-- GIVEN ENTRIES --
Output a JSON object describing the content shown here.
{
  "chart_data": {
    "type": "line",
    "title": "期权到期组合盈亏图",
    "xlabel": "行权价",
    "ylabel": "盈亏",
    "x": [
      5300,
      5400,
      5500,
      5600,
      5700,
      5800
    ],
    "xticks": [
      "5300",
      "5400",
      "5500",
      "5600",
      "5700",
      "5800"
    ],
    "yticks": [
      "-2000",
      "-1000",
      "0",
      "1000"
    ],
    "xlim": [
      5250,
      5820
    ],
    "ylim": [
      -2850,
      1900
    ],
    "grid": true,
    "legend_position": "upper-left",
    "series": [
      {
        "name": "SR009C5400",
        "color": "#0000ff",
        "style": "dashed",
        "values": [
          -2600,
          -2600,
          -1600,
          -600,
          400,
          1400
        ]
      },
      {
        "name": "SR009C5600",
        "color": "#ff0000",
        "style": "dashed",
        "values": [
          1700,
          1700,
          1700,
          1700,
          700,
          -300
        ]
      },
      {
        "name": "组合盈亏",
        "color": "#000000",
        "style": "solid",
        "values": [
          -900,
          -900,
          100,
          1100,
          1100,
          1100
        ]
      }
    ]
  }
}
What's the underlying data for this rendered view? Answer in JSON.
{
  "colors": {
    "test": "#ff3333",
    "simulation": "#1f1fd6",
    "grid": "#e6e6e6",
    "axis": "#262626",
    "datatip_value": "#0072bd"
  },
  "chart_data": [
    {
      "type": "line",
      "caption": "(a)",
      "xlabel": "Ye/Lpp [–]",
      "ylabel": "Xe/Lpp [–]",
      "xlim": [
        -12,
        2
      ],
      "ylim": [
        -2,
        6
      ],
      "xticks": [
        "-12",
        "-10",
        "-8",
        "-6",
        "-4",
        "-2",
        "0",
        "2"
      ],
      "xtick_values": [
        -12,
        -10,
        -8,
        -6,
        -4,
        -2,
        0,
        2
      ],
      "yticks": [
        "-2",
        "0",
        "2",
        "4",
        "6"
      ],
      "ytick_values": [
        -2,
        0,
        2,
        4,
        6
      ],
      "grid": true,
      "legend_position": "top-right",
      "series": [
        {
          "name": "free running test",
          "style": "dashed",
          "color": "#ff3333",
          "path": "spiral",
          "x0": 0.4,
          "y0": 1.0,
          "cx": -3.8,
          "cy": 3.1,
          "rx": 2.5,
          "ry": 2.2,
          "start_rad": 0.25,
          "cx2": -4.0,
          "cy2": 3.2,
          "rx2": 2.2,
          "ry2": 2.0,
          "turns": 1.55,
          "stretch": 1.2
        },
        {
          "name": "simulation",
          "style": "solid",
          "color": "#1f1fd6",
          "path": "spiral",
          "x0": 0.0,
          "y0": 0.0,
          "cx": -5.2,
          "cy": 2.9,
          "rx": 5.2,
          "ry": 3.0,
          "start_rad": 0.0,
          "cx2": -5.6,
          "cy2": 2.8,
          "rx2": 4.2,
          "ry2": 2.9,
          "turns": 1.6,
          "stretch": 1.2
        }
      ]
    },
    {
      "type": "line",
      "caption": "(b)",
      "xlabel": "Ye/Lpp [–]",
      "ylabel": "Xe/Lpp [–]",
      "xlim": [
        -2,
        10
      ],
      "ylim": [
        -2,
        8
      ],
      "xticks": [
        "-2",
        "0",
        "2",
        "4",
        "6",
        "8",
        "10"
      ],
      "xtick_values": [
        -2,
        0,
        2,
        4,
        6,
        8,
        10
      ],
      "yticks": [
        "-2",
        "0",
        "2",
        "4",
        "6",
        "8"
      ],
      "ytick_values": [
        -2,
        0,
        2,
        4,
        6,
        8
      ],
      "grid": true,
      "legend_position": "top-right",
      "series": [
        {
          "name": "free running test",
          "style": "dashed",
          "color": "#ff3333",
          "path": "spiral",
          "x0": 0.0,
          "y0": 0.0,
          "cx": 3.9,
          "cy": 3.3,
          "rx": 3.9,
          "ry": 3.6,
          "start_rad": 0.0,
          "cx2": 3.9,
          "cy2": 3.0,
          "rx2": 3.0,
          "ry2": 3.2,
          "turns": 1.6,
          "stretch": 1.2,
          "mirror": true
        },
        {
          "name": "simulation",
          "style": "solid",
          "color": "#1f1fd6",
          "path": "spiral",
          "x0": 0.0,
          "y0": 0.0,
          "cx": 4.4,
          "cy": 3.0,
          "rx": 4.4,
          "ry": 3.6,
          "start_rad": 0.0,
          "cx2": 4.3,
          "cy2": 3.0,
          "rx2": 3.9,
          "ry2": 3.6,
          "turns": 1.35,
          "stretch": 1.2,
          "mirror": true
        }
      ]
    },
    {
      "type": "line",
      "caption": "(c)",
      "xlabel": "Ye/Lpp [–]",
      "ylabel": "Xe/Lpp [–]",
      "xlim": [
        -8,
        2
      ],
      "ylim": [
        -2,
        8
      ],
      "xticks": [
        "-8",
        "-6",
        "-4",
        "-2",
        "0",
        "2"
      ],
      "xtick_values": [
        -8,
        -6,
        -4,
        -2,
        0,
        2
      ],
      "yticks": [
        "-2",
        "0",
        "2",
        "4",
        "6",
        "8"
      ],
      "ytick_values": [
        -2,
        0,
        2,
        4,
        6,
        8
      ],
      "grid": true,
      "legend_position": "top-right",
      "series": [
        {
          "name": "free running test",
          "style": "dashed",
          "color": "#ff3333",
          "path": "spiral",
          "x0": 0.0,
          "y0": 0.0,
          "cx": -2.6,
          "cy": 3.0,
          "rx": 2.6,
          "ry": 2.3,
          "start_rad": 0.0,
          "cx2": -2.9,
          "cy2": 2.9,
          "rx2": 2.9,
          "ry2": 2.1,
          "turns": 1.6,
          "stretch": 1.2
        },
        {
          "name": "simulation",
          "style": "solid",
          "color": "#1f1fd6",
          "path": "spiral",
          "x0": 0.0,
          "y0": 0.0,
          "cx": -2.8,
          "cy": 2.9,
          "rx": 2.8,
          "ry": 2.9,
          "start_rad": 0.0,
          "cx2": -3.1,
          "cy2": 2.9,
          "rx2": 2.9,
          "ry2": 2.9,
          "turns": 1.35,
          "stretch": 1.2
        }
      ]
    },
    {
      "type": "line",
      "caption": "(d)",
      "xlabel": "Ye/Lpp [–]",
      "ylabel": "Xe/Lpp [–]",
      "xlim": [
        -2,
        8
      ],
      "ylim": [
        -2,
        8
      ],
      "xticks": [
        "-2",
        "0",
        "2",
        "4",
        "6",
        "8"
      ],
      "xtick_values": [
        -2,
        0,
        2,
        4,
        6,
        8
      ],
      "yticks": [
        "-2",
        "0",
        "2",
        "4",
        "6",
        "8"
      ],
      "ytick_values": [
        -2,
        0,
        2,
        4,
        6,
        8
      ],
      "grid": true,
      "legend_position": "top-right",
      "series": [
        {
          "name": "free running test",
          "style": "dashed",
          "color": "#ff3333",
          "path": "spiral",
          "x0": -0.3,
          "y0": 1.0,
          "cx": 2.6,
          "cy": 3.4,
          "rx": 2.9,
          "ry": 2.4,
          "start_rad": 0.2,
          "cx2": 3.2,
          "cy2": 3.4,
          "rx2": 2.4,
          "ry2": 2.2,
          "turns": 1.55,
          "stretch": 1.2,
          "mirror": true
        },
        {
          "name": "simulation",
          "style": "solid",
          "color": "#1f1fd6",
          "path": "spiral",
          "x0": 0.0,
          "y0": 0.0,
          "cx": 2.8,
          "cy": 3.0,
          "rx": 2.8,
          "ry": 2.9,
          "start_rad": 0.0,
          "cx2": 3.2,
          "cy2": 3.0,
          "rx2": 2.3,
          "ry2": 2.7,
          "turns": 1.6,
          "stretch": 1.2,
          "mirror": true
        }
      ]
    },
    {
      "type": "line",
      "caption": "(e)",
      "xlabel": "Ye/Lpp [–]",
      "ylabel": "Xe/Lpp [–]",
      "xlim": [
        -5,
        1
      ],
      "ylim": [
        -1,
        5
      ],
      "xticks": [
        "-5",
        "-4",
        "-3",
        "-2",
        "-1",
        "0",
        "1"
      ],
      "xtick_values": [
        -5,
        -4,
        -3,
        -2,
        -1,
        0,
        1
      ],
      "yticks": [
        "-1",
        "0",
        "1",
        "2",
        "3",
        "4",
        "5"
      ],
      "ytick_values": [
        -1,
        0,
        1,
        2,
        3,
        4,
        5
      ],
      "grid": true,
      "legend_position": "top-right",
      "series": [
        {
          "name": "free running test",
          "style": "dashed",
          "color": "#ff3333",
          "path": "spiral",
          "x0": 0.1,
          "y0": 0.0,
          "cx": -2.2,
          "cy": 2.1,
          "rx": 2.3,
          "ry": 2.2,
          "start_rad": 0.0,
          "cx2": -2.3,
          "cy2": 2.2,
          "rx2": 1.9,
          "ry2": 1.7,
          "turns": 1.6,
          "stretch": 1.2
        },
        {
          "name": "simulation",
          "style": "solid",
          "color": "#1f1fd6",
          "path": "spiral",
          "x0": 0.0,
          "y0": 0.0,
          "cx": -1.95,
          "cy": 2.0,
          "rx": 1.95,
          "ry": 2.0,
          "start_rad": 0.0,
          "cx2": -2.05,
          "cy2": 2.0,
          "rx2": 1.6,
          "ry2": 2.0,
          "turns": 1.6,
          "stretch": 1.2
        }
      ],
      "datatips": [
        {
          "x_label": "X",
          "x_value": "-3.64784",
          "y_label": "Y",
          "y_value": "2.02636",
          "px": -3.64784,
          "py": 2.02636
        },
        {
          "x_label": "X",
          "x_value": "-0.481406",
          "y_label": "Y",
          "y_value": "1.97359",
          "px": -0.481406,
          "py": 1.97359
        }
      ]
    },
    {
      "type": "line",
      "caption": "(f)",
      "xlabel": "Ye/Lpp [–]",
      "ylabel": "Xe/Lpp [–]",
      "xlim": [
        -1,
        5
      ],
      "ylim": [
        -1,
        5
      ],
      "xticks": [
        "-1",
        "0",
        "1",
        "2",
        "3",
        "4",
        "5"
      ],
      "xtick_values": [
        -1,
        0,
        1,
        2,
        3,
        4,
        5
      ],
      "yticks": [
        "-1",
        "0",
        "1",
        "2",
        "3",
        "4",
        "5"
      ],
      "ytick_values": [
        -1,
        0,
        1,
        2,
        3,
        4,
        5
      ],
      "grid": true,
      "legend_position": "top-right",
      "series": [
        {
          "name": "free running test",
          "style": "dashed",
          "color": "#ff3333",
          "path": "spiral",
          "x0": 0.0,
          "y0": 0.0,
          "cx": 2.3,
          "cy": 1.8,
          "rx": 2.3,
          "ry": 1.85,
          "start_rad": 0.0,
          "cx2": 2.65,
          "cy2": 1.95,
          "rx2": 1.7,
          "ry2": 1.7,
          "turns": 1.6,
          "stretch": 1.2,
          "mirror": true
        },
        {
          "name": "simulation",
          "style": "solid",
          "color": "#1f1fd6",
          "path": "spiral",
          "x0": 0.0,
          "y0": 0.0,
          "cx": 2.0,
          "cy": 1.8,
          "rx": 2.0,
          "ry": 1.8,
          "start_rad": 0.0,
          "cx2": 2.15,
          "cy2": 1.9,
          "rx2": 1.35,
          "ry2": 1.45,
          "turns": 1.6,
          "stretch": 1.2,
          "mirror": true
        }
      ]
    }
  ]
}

-- GIVEN EXERCISE --
Copy out each line of the records where the string "caption" appears.

-- IN RESPONSE --
      "caption": "(a)",
      "caption": "(b)",
      "caption": "(c)",
      "caption": "(d)",
      "caption": "(e)",
      "caption": "(f)",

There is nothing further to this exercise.